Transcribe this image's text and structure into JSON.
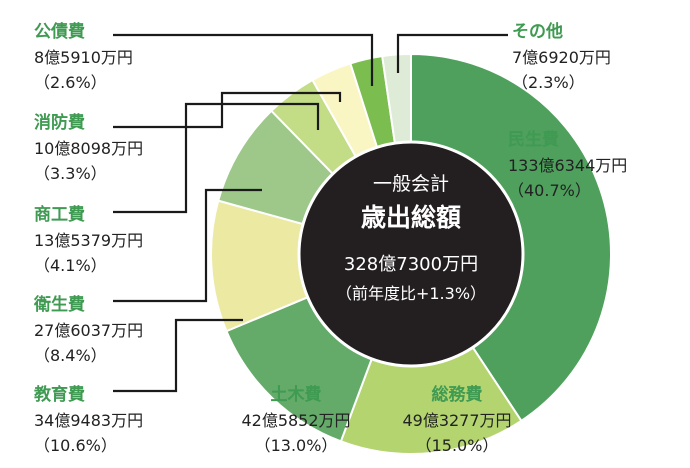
{
  "chart_data": {
    "type": "pie",
    "title": "",
    "center": {
      "line1": "一般会計",
      "line2": "歳出総額",
      "total": "328億7300万円",
      "change": "（前年度比+1.3%）"
    },
    "slices": [
      {
        "name": "民生費",
        "value_text": "133億6344万円",
        "percent_text": "（40.7%）",
        "percent": 40.7,
        "color": "#4ea05c"
      },
      {
        "name": "総務費",
        "value_text": "49億3277万円",
        "percent_text": "（15.0%）",
        "percent": 15.0,
        "color": "#b4d46f"
      },
      {
        "name": "土木費",
        "value_text": "42億5852万円",
        "percent_text": "（13.0%）",
        "percent": 13.0,
        "color": "#64aa68"
      },
      {
        "name": "教育費",
        "value_text": "34億9483万円",
        "percent_text": "（10.6%）",
        "percent": 10.6,
        "color": "#ece9a3"
      },
      {
        "name": "衛生費",
        "value_text": "27億6037万円",
        "percent_text": "（8.4%）",
        "percent": 8.4,
        "color": "#9dc88a"
      },
      {
        "name": "商工費",
        "value_text": "13億5379万円",
        "percent_text": "（4.1%）",
        "percent": 4.1,
        "color": "#c3dc86"
      },
      {
        "name": "消防費",
        "value_text": "10億8098万円",
        "percent_text": "（3.3%）",
        "percent": 3.3,
        "color": "#faf6c3"
      },
      {
        "name": "公債費",
        "value_text": "8億5910万円",
        "percent_text": "（2.6%）",
        "percent": 2.6,
        "color": "#7cbd50"
      },
      {
        "name": "その他",
        "value_text": "7億6920万円",
        "percent_text": "（2.3%）",
        "percent": 2.3,
        "color": "#deebd6"
      }
    ],
    "start_angle_deg": 0,
    "direction": "clockwise",
    "center_color": "#231f20",
    "leader_color": "#1a1a1a"
  }
}
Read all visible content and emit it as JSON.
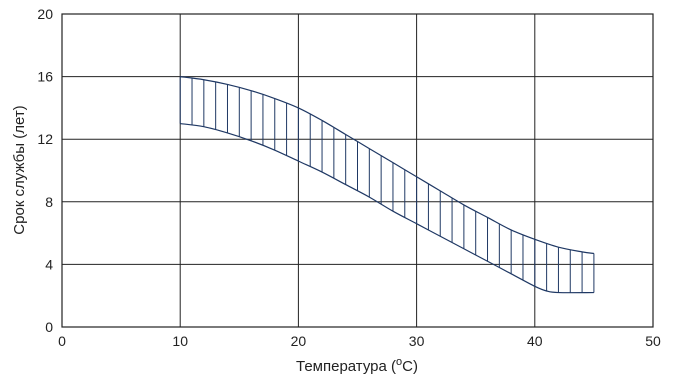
{
  "chart_data": {
    "type": "area",
    "title": "",
    "xlabel": "Температура (",
    "xlabel_degree": "o",
    "xlabel_suffix": "C)",
    "ylabel": "Срок службы (лет)",
    "xlim": [
      0,
      50
    ],
    "ylim": [
      0,
      20
    ],
    "xticks": [
      "0",
      "10",
      "20",
      "30",
      "40",
      "50"
    ],
    "yticks": [
      "0",
      "4",
      "8",
      "12",
      "16",
      "20"
    ],
    "grid": true,
    "band": {
      "upper": [
        [
          10,
          16.0
        ],
        [
          12,
          15.8
        ],
        [
          14,
          15.5
        ],
        [
          16,
          15.1
        ],
        [
          18,
          14.6
        ],
        [
          20,
          14.0
        ],
        [
          22,
          13.2
        ],
        [
          24,
          12.3
        ],
        [
          26,
          11.4
        ],
        [
          28,
          10.5
        ],
        [
          30,
          9.6
        ],
        [
          32,
          8.7
        ],
        [
          34,
          7.8
        ],
        [
          36,
          7.0
        ],
        [
          38,
          6.2
        ],
        [
          40,
          5.6
        ],
        [
          42,
          5.1
        ],
        [
          44,
          4.8
        ],
        [
          45,
          4.7
        ]
      ],
      "lower": [
        [
          10,
          13.0
        ],
        [
          12,
          12.8
        ],
        [
          14,
          12.4
        ],
        [
          16,
          11.9
        ],
        [
          18,
          11.3
        ],
        [
          20,
          10.6
        ],
        [
          22,
          9.9
        ],
        [
          24,
          9.1
        ],
        [
          26,
          8.3
        ],
        [
          28,
          7.4
        ],
        [
          30,
          6.6
        ],
        [
          32,
          5.8
        ],
        [
          34,
          5.0
        ],
        [
          36,
          4.2
        ],
        [
          38,
          3.4
        ],
        [
          40,
          2.6
        ],
        [
          41,
          2.3
        ],
        [
          42,
          2.2
        ],
        [
          45,
          2.2
        ]
      ]
    },
    "hatch_step": 1,
    "colors": {
      "band": "#1f3864",
      "grid": "#222222",
      "text": "#222222"
    }
  }
}
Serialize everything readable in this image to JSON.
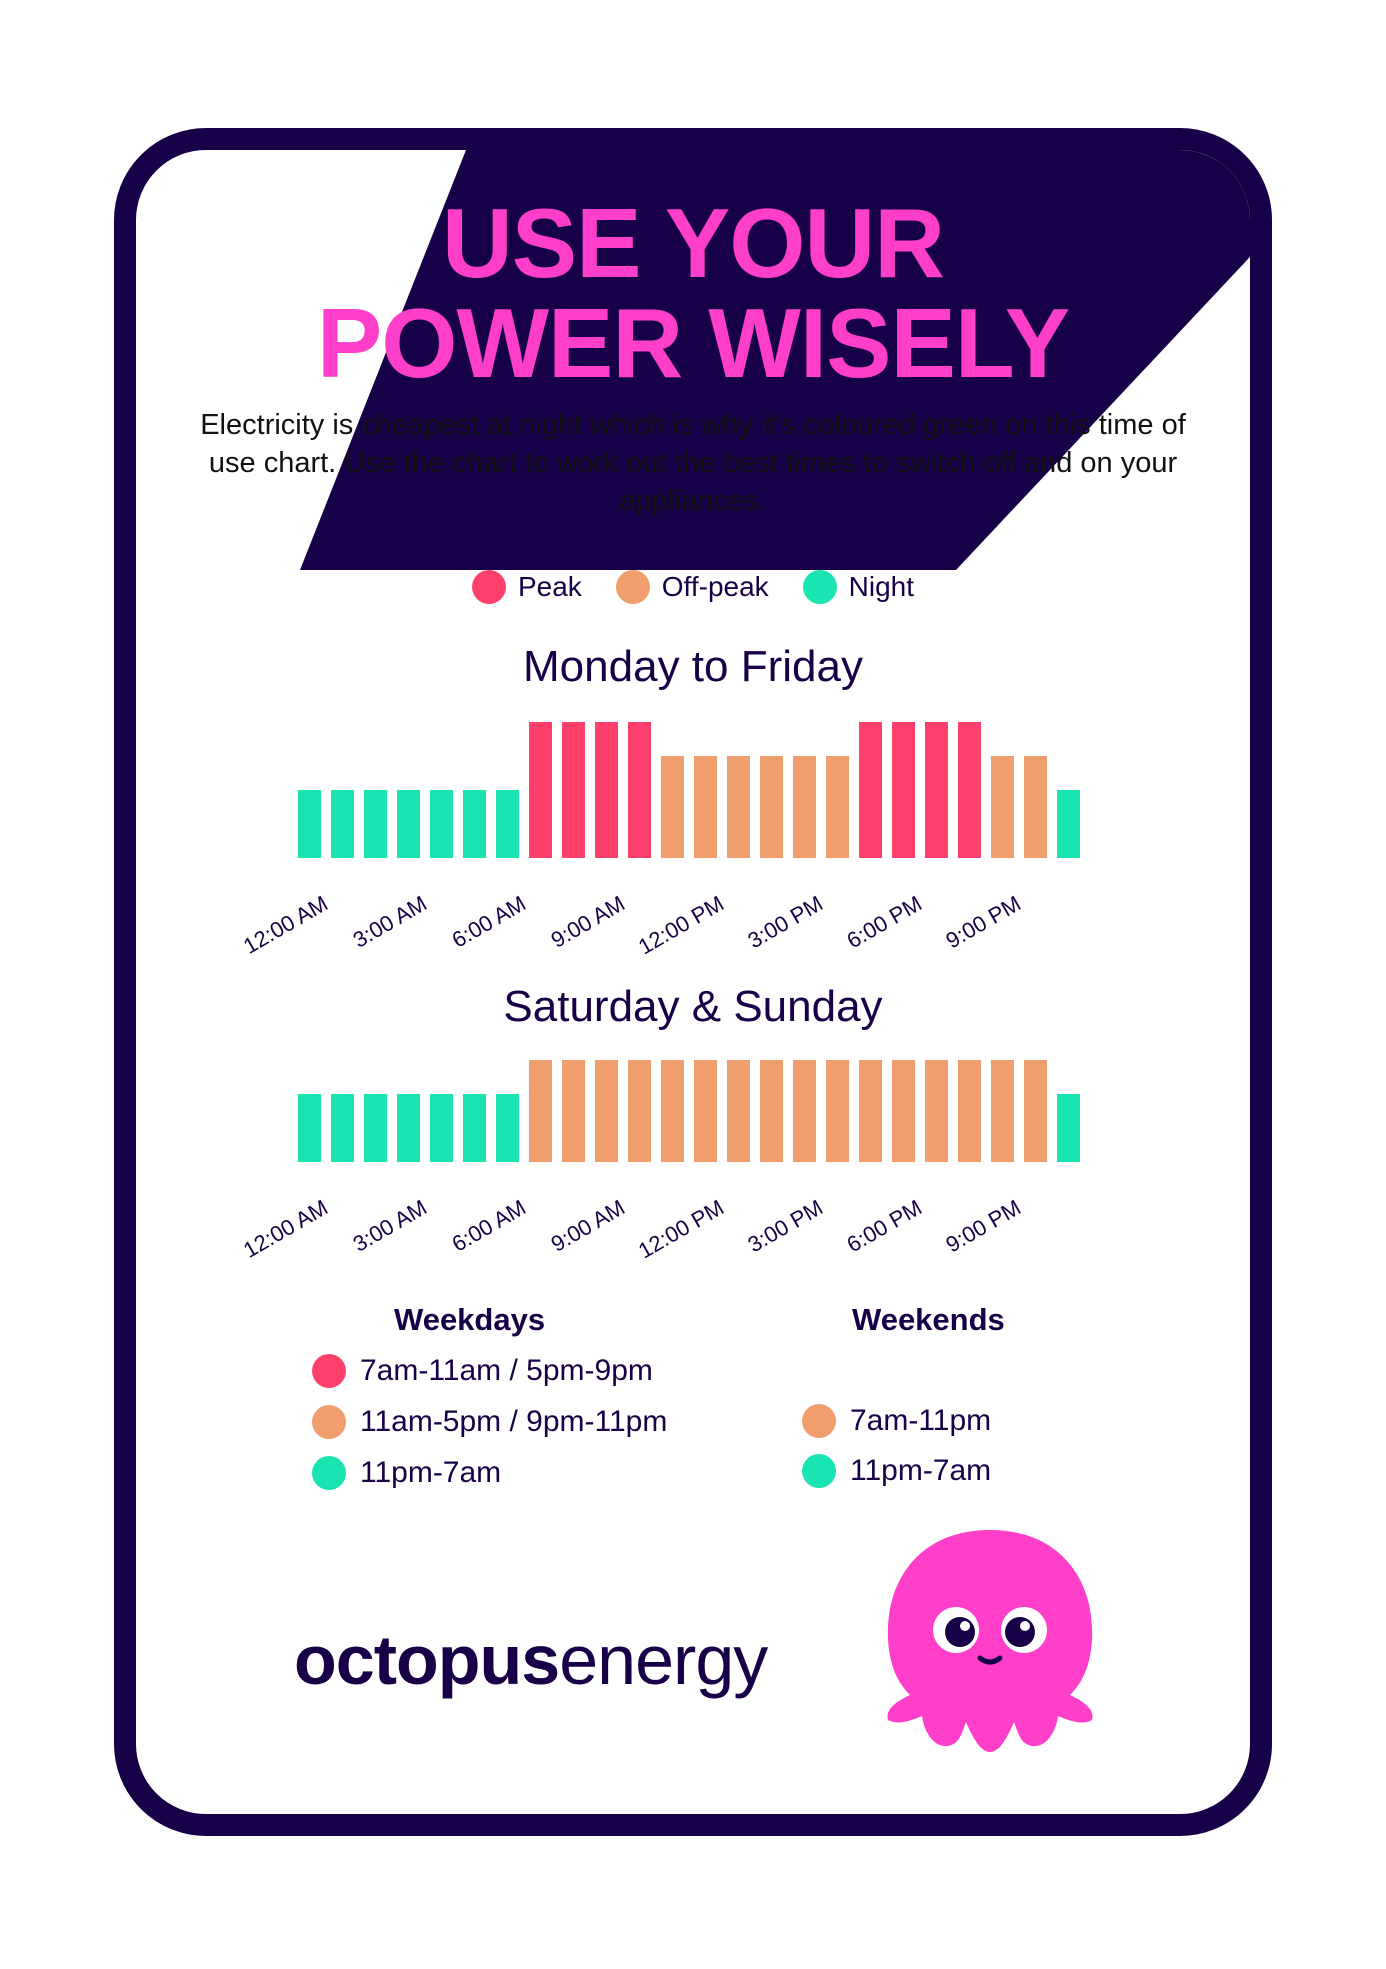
{
  "colors": {
    "peak": "#ff3f6c",
    "offpeak": "#f19e6e",
    "night": "#19e4b2",
    "navy": "#180048",
    "pink": "#ff3ec9"
  },
  "header": {
    "title_line1": "USE YOUR",
    "title_line2": "POWER WISELY"
  },
  "intro": "Electricity is cheapest at night which is why it's coloured green on this time of use chart. Use the chart to work out the best times to switch off and on your appliances.",
  "legend": [
    {
      "label": "Peak",
      "color": "#ff3f6c"
    },
    {
      "label": "Off-peak",
      "color": "#f19e6e"
    },
    {
      "label": "Night",
      "color": "#19e4b2"
    }
  ],
  "chart_data": [
    {
      "type": "bar",
      "title": "Monday to Friday",
      "xlabel": "",
      "ylabel": "",
      "x_tick_labels": [
        "12:00 AM",
        "3:00 AM",
        "6:00 AM",
        "9:00 AM",
        "12:00 PM",
        "3:00 PM",
        "6:00 PM",
        "9:00 PM"
      ],
      "x_tick_every": 3,
      "categories": [
        "12am",
        "1am",
        "2am",
        "3am",
        "4am",
        "5am",
        "6am",
        "7am",
        "8am",
        "9am",
        "10am",
        "11am",
        "12pm",
        "1pm",
        "2pm",
        "3pm",
        "4pm",
        "5pm",
        "6pm",
        "7pm",
        "8pm",
        "9pm",
        "10pm",
        "11pm"
      ],
      "values": [
        2,
        2,
        2,
        2,
        2,
        2,
        2,
        4,
        4,
        4,
        4,
        3,
        3,
        3,
        3,
        3,
        3,
        4,
        4,
        4,
        4,
        3,
        3,
        2
      ],
      "rate": [
        "night",
        "night",
        "night",
        "night",
        "night",
        "night",
        "night",
        "peak",
        "peak",
        "peak",
        "peak",
        "offpeak",
        "offpeak",
        "offpeak",
        "offpeak",
        "offpeak",
        "offpeak",
        "peak",
        "peak",
        "peak",
        "peak",
        "offpeak",
        "offpeak",
        "night"
      ],
      "ylim": [
        0,
        4
      ]
    },
    {
      "type": "bar",
      "title": "Saturday & Sunday",
      "xlabel": "",
      "ylabel": "",
      "x_tick_labels": [
        "12:00 AM",
        "3:00 AM",
        "6:00 AM",
        "9:00 AM",
        "12:00 PM",
        "3:00 PM",
        "6:00 PM",
        "9:00 PM"
      ],
      "x_tick_every": 3,
      "categories": [
        "12am",
        "1am",
        "2am",
        "3am",
        "4am",
        "5am",
        "6am",
        "7am",
        "8am",
        "9am",
        "10am",
        "11am",
        "12pm",
        "1pm",
        "2pm",
        "3pm",
        "4pm",
        "5pm",
        "6pm",
        "7pm",
        "8pm",
        "9pm",
        "10pm",
        "11pm"
      ],
      "values": [
        2,
        2,
        2,
        2,
        2,
        2,
        2,
        3,
        3,
        3,
        3,
        3,
        3,
        3,
        3,
        3,
        3,
        3,
        3,
        3,
        3,
        3,
        3,
        2
      ],
      "rate": [
        "night",
        "night",
        "night",
        "night",
        "night",
        "night",
        "night",
        "offpeak",
        "offpeak",
        "offpeak",
        "offpeak",
        "offpeak",
        "offpeak",
        "offpeak",
        "offpeak",
        "offpeak",
        "offpeak",
        "offpeak",
        "offpeak",
        "offpeak",
        "offpeak",
        "offpeak",
        "offpeak",
        "night"
      ],
      "ylim": [
        0,
        3
      ]
    }
  ],
  "schedule": {
    "weekdays": {
      "heading": "Weekdays",
      "items": [
        {
          "label": "7am-11am / 5pm-9pm",
          "color": "#ff3f6c"
        },
        {
          "label": "11am-5pm / 9pm-11pm",
          "color": "#f19e6e"
        },
        {
          "label": "11pm-7am",
          "color": "#19e4b2"
        }
      ]
    },
    "weekends": {
      "heading": "Weekends",
      "items": [
        {
          "label": "7am-11pm",
          "color": "#f19e6e"
        },
        {
          "label": "11pm-7am",
          "color": "#19e4b2"
        }
      ]
    }
  },
  "brand": {
    "bold": "octopus",
    "light": "energy",
    "mascot": "octopus-mascot-icon"
  }
}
__________________________________________________
_TASK STATEMENT_
Gather up the lines containing the word "heading" from these records and copy them.

_ANSWER TO THIS TASK_
      "heading": "Weekdays",
      "heading": "Weekends",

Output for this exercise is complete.